** START Data provided **
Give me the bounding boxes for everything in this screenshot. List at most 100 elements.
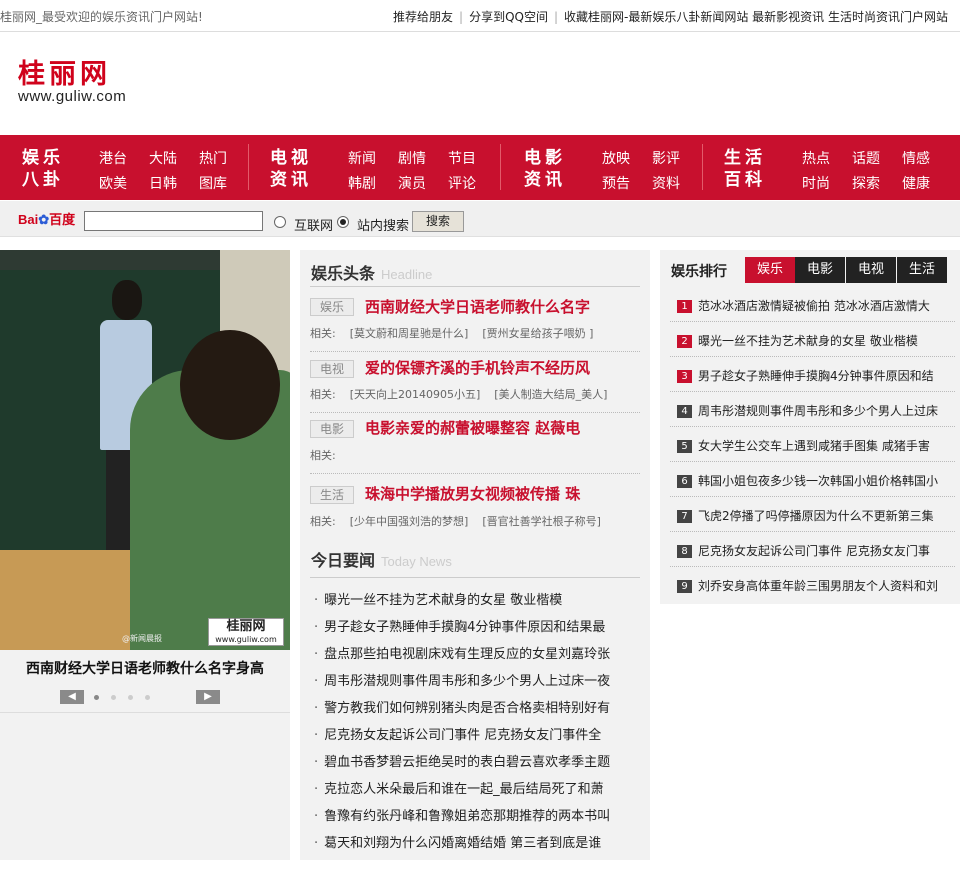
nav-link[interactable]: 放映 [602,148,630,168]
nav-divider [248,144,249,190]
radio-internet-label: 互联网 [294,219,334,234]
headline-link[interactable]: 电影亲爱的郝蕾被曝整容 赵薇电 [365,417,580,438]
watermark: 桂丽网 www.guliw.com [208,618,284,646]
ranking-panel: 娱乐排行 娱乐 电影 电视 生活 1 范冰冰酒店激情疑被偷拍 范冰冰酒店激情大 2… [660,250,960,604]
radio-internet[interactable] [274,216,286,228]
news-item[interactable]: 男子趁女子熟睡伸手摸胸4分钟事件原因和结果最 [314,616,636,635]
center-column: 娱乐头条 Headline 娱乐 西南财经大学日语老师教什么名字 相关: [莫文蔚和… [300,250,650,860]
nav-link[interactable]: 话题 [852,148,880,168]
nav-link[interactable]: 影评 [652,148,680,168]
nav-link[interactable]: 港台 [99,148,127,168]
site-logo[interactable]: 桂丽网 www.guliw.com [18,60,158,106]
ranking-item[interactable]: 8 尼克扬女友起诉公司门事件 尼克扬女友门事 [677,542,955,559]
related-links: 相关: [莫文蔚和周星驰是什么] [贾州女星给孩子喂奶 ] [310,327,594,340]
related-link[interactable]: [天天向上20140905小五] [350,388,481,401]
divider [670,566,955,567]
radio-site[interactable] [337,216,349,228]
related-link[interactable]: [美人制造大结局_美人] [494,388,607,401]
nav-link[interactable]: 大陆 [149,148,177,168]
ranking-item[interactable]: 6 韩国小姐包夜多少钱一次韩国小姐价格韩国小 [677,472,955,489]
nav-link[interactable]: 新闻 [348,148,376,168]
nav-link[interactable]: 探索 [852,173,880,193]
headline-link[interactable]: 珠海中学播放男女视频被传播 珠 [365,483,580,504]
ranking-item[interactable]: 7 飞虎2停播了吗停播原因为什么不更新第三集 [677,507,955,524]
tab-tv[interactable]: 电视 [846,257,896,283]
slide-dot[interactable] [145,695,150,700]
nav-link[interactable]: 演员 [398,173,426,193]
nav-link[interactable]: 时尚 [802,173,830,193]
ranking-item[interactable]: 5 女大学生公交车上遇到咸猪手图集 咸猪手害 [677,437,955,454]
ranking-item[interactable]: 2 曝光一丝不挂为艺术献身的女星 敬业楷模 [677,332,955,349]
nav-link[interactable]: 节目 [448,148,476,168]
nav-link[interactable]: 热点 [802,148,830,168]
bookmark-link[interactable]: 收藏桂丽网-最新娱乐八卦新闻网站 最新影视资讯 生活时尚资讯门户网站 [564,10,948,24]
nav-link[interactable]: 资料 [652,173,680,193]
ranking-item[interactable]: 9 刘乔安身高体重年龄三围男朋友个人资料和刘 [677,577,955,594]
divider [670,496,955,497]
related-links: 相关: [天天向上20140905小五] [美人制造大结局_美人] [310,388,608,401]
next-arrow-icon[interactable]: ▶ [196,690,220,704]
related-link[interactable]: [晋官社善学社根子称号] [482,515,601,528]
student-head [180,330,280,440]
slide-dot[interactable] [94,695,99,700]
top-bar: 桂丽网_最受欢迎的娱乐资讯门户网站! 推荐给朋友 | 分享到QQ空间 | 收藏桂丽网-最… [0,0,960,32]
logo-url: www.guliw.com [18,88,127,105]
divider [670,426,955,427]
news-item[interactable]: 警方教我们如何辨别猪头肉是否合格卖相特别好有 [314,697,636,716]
** END Data provided **
Problem details:
Find each line in the material above that contains the string "internet", and copy those lines in full.

Final result:
radio-internet-label: 互联网 [294,219,334,234]
radio-internet[interactable] [274,216,286,228]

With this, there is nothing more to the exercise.